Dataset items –
________________________

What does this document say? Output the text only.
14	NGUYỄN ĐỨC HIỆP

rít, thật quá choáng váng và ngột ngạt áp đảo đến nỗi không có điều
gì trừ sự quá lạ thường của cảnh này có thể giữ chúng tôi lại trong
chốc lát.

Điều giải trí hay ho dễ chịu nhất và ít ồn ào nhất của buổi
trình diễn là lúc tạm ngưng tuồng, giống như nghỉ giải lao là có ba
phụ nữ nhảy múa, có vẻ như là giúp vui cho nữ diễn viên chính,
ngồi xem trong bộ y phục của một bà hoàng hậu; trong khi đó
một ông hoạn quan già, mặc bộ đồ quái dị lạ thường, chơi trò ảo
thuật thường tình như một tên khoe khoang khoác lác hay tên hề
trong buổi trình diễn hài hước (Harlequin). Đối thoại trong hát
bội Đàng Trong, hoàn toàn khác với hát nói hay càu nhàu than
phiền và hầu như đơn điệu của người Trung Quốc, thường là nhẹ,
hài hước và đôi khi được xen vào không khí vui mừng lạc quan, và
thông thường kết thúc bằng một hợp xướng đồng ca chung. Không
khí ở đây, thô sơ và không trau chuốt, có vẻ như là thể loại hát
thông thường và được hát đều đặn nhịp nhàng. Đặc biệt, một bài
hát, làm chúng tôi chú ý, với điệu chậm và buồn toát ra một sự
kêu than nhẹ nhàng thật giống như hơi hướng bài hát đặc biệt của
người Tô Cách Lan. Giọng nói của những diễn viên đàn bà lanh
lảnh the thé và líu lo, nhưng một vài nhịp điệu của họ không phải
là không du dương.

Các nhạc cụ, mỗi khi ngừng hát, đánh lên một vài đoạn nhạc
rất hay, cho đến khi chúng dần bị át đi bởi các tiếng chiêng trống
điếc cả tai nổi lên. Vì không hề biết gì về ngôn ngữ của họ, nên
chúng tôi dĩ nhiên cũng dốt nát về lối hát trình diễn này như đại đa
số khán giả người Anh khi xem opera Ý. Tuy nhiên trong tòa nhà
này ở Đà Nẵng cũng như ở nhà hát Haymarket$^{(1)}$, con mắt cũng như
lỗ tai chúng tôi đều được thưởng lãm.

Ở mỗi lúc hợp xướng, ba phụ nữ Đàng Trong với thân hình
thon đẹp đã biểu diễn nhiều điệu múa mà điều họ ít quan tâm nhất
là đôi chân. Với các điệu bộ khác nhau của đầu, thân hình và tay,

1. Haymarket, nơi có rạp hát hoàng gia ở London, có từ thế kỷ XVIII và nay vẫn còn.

________________________

WORK TO COMPLETE – Search the listing for the string "hình". Copy each line where it turns up.

EXERCISE SOLUTION –
Ở mỗi lúc hợp xướng, ba phụ nữ Đàng Trong với thân hình
là đôi chân. Với các điệu bộ khác nhau của đầu, thân hình và tay,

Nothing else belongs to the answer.